*Dataset*:
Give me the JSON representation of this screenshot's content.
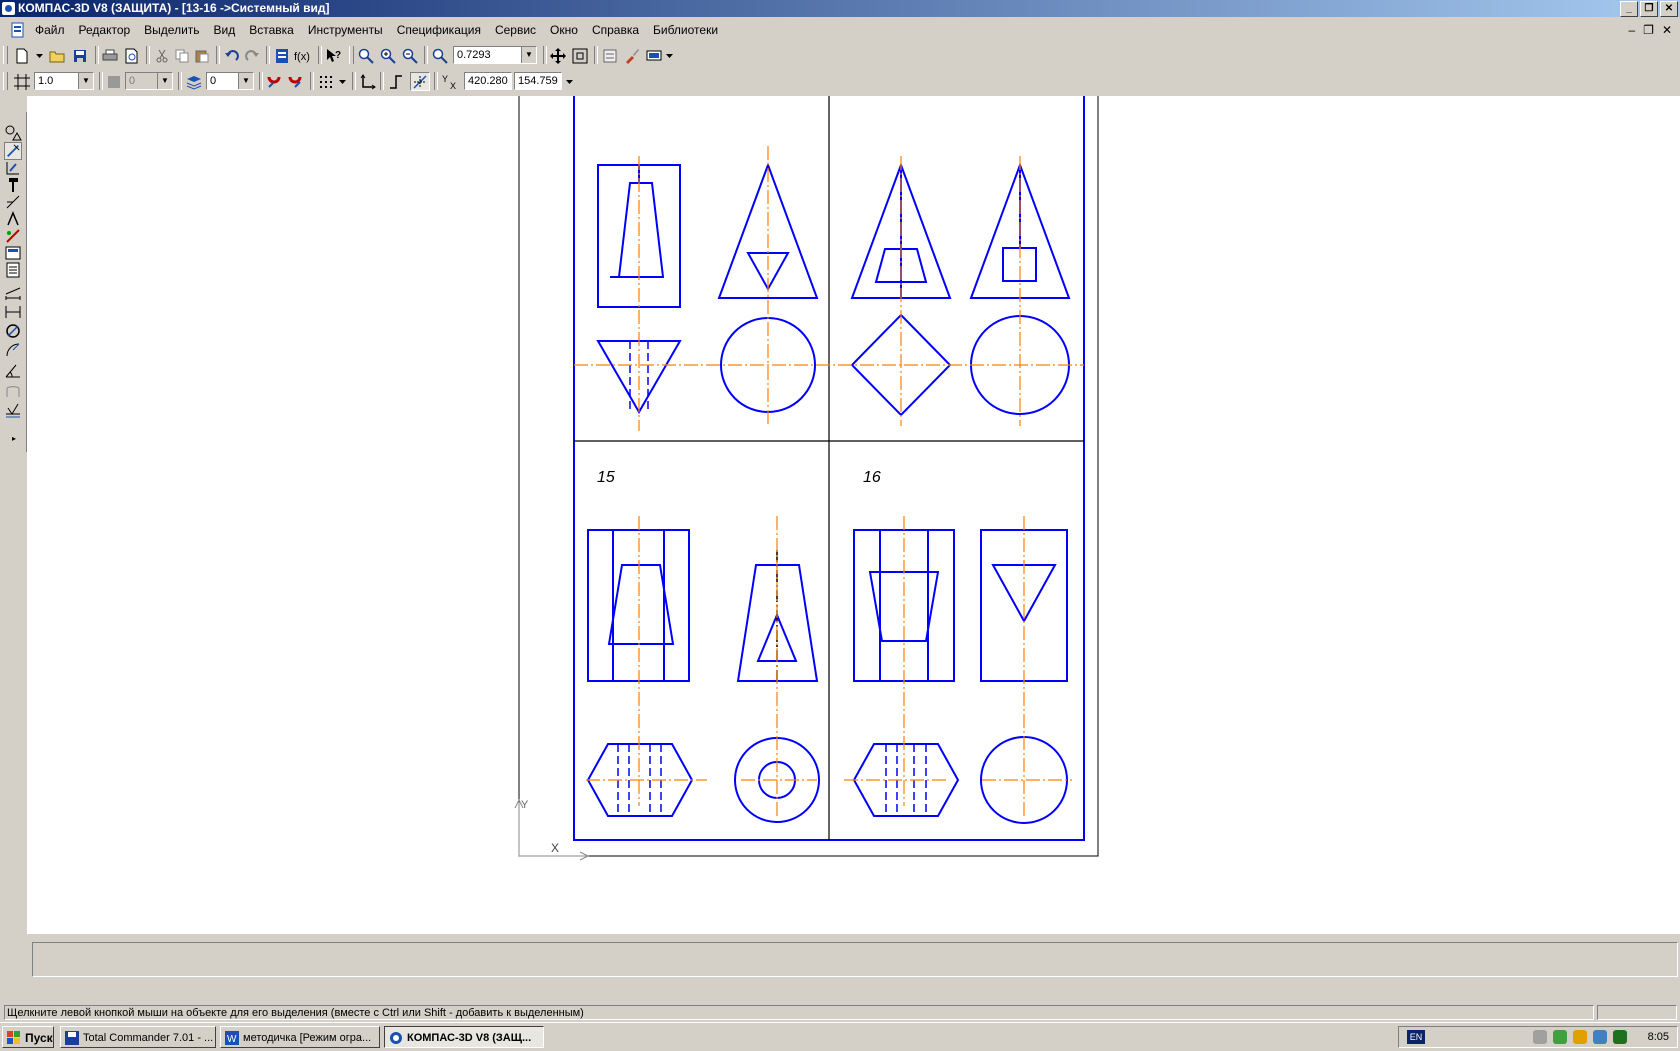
{
  "window": {
    "title": "КОМПАС-3D V8 (ЗАЩИТА) - [13-16 ->Системный вид]",
    "buttons": [
      "_",
      "❐",
      "✕"
    ]
  },
  "menu": {
    "items": [
      "Файл",
      "Редактор",
      "Выделить",
      "Вид",
      "Вставка",
      "Инструменты",
      "Спецификация",
      "Сервис",
      "Окно",
      "Справка",
      "Библиотеки"
    ],
    "doc_buttons": [
      "–",
      "❐",
      "✕"
    ]
  },
  "toolbar": {
    "zoom_value": "0.7293",
    "line_scale": "1.0",
    "layer_state": "0",
    "layer_number": "0",
    "coord_x_label": "Y",
    "coord_x": "420.280",
    "coord_y": "154.759"
  },
  "drawing": {
    "label_15": "15",
    "label_16": "16",
    "axis_y": "Y",
    "axis_x": "X"
  },
  "status": {
    "hint": "Щелкните левой кнопкой мыши на объекте для его выделения (вместе с Ctrl или Shift - добавить к выделенным)"
  },
  "taskbar": {
    "start": "Пуск",
    "tasks": [
      "Total Commander 7.01 - ...",
      "методичка [Режим огра...",
      "КОМПАС-3D V8 (ЗАЩ..."
    ],
    "lang": "EN",
    "clock": "8:05"
  },
  "colors": {
    "shape_blue": "#0000ff",
    "axis_orange": "#ff8000",
    "title_blue": "#0a246a"
  }
}
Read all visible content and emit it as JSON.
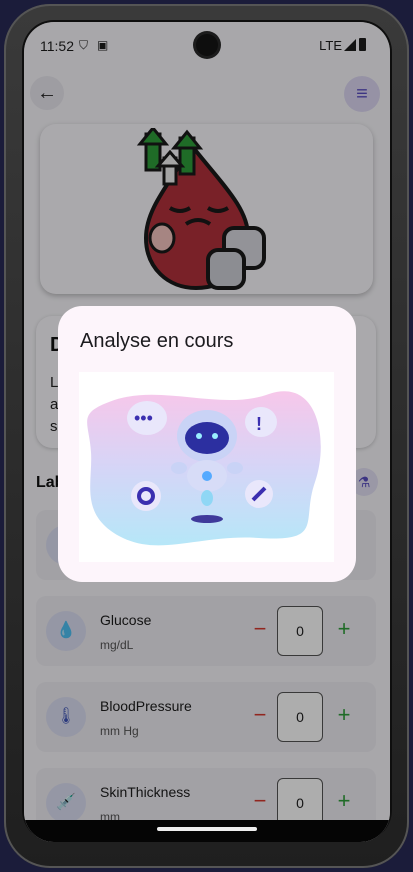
{
  "status_bar": {
    "time": "11:52",
    "network": "LTE"
  },
  "top_bar": {
    "back_icon": "arrow-back",
    "menu_icon": "menu-lines"
  },
  "description_card": {
    "title": "D",
    "body": "L\na                                                               e\ns"
  },
  "lab_section": {
    "title": "Lab",
    "icon": "flask-icon"
  },
  "lab_items": [
    {
      "name": "",
      "unit": "",
      "value": "",
      "icon": "drop-icon"
    },
    {
      "name": "Glucose",
      "unit": "mg/dL",
      "value": "0",
      "icon": "glucose-drop-icon"
    },
    {
      "name": "BloodPressure",
      "unit": "mm Hg",
      "value": "0",
      "icon": "thermometer-icon"
    },
    {
      "name": "SkinThickness",
      "unit": "mm",
      "value": "0",
      "icon": "syringe-icon"
    }
  ],
  "controls": {
    "decrement": "−",
    "increment": "+"
  },
  "dialog": {
    "title": "Analyse en cours"
  },
  "colors": {
    "accent": "#5a4fc2",
    "minus": "#d6392f",
    "plus": "#2f9e3a",
    "dialog_bg": "#fdf5fb"
  }
}
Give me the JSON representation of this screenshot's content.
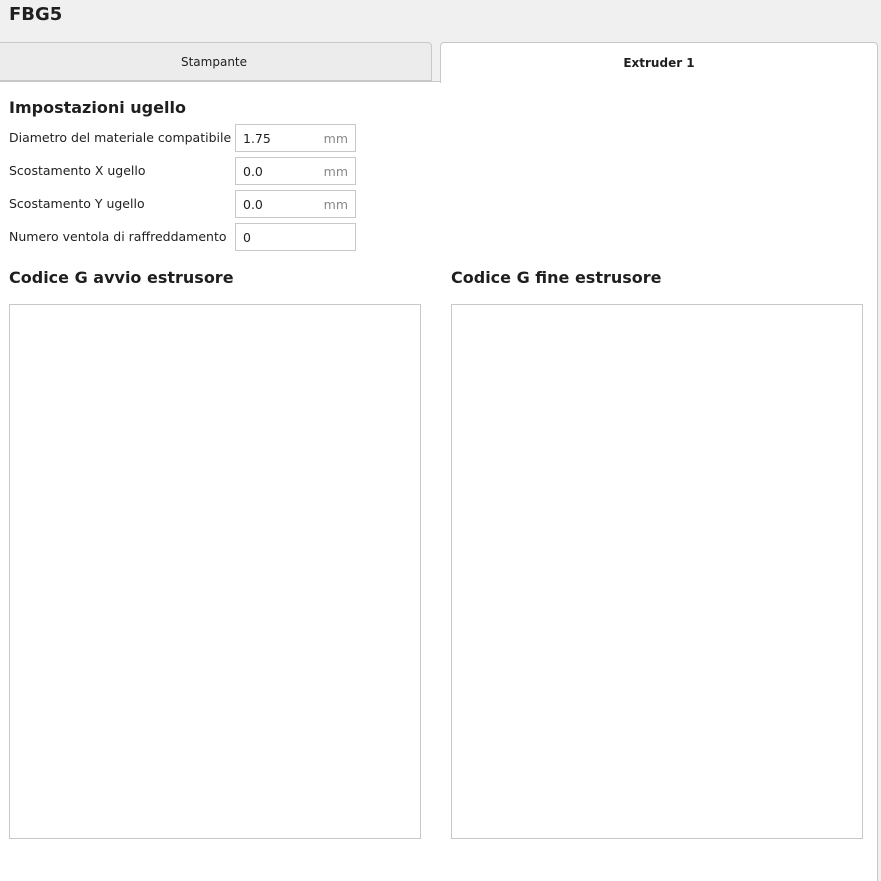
{
  "header": {
    "title": "FBG5"
  },
  "tabs": [
    {
      "label": "Stampante",
      "active": false
    },
    {
      "label": "Extruder 1",
      "active": true
    }
  ],
  "nozzle": {
    "heading": "Impostazioni ugello",
    "fields": [
      {
        "label": "Diametro del materiale compatibile",
        "value": "1.75",
        "unit": "mm"
      },
      {
        "label": "Scostamento X ugello",
        "value": "0.0",
        "unit": "mm"
      },
      {
        "label": "Scostamento Y ugello",
        "value": "0.0",
        "unit": "mm"
      },
      {
        "label": "Numero ventola di raffreddamento",
        "value": "0"
      }
    ]
  },
  "gcode": {
    "start_heading": "Codice G avvio estrusore",
    "start_value": "",
    "end_heading": "Codice G fine estrusore",
    "end_value": ""
  }
}
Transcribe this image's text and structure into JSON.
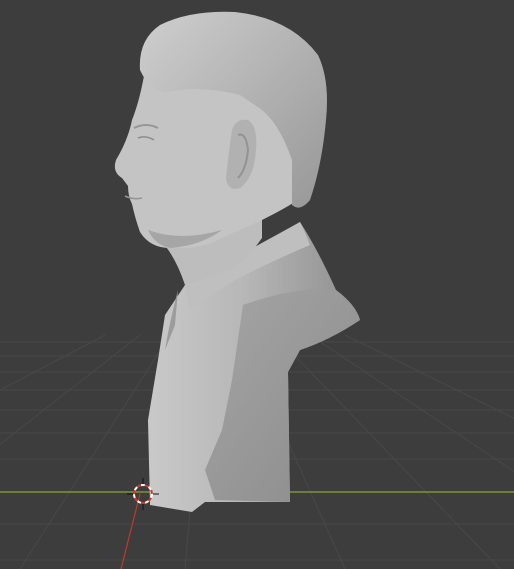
{
  "viewport": {
    "mode": "3d-viewport",
    "shading": "solid",
    "background_color": "#3d3d3d",
    "grid_color": "#484848",
    "x_axis_color": "#8aa43a",
    "y_axis_color": "#c0392b",
    "model_color": "#a9a9a9",
    "object": {
      "name": "",
      "type": "sculpted-bust",
      "icon": "bust-mesh-icon"
    },
    "cursor": {
      "icon": "3d-cursor-icon"
    }
  }
}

*Stated task*:
Extract all lines of the records above that include "unit".

*Reply to the task*:
      "unit": "",
      "unit": "mg/dL",
      "unit": "mm Hg",
      "unit": "mm",
        "unit": "mm"
        "unit": "mm"
        "unit": "mm"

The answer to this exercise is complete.